**SHORT TASK**
Look through the data below and return each line where "components" appears.

begin SUPPLIED DATA

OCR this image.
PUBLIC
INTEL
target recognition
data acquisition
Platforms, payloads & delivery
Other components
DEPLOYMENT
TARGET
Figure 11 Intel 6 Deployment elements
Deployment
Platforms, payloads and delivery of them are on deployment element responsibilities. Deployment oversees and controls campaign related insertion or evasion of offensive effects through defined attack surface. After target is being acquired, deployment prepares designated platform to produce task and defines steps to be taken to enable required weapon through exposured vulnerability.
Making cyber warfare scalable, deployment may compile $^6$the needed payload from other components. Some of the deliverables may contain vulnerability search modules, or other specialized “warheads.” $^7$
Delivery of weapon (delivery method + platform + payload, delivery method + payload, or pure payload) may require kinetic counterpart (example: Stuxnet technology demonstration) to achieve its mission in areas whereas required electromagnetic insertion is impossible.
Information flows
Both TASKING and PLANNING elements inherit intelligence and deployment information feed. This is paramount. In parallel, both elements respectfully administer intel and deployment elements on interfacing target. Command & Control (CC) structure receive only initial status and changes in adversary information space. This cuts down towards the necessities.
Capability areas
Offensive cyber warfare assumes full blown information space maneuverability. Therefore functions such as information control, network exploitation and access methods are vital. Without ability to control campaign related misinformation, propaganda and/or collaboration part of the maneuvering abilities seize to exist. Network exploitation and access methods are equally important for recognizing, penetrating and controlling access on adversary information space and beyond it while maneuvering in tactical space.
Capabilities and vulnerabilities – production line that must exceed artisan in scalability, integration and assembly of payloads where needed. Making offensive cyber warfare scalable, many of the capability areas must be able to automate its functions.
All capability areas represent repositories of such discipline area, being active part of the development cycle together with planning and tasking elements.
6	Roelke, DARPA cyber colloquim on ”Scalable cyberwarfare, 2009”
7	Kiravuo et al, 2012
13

end SUPPLIED DATA

**ANSWER BELOW**
Other components
Making cyber warfare scalable, deployment may compile $^6$the needed payload from other components. Some of the deliverables may contain vulnerability search modules, or other specialized “warheads.” $^7$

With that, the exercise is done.